[Problem to solve] Word for word, give the material below again, minus any images.
________________
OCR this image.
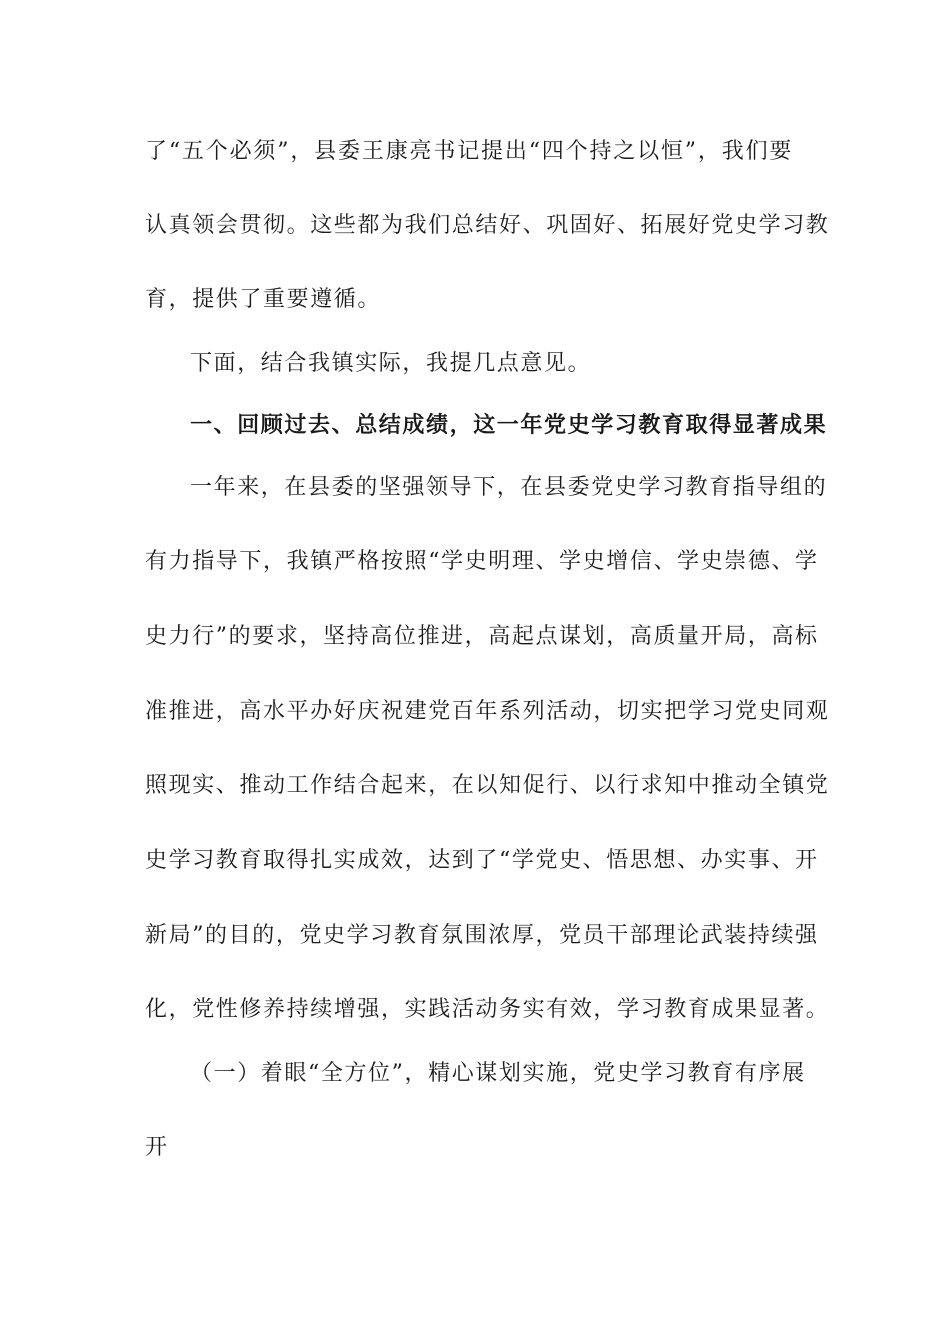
了“五个必须”，县委王康亮书记提出“四个持之以恒”，我们要
认真领会贯彻。这些都为我们总结好、巩固好、拓展好党史学习教
育，提供了重要遵循。
下面，结合我镇实际，我提几点意见。
一、回顾过去、总结成绩，这一年党史学习教育取得显著成果
一年来，在县委的坚强领导下，在县委党史学习教育指导组的
有力指导下，我镇严格按照“学史明理、学史增信、学史崇德、学
史力行”的要求，坚持高位推进，高起点谋划，高质量开局，高标
准推进，高水平办好庆祝建党百年系列活动，切实把学习党史同观
照现实、推动工作结合起来，在以知促行、以行求知中推动全镇党
史学习教育取得扎实成效，达到了“学党史、悟思想、办实事、开
新局”的目的，党史学习教育氛围浓厚，党员干部理论武装持续强
化，党性修养持续增强，实践活动务实有效，学习教育成果显著。
（一）着眼“全方位”，精心谋划实施，党史学习教育有序展
开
________________
[Exercise solution]
OCR this image.
了“五个必须”，县委王康亮书记提出“四个持之以恒”，我们要
认真领会贯彻。这些都为我们总结好、巩固好、拓展好党史学习教
育，提供了重要遵循。
下面，结合我镇实际，我提几点意见。
一、回顾过去、总结成绩，这一年党史学习教育取得显著成果
一年来，在县委的坚强领导下，在县委党史学习教育指导组的
有力指导下，我镇严格按照“学史明理、学史增信、学史崇德、学
史力行”的要求，坚持高位推进，高起点谋划，高质量开局，高标
准推进，高水平办好庆祝建党百年系列活动，切实把学习党史同观
照现实、推动工作结合起来，在以知促行、以行求知中推动全镇党
史学习教育取得扎实成效，达到了“学党史、悟思想、办实事、开
新局”的目的，党史学习教育氛围浓厚，党员干部理论武装持续强
化，党性修养持续增强，实践活动务实有效，学习教育成果显著。
（一）着眼“全方位”，精心谋划实施，党史学习教育有序展
开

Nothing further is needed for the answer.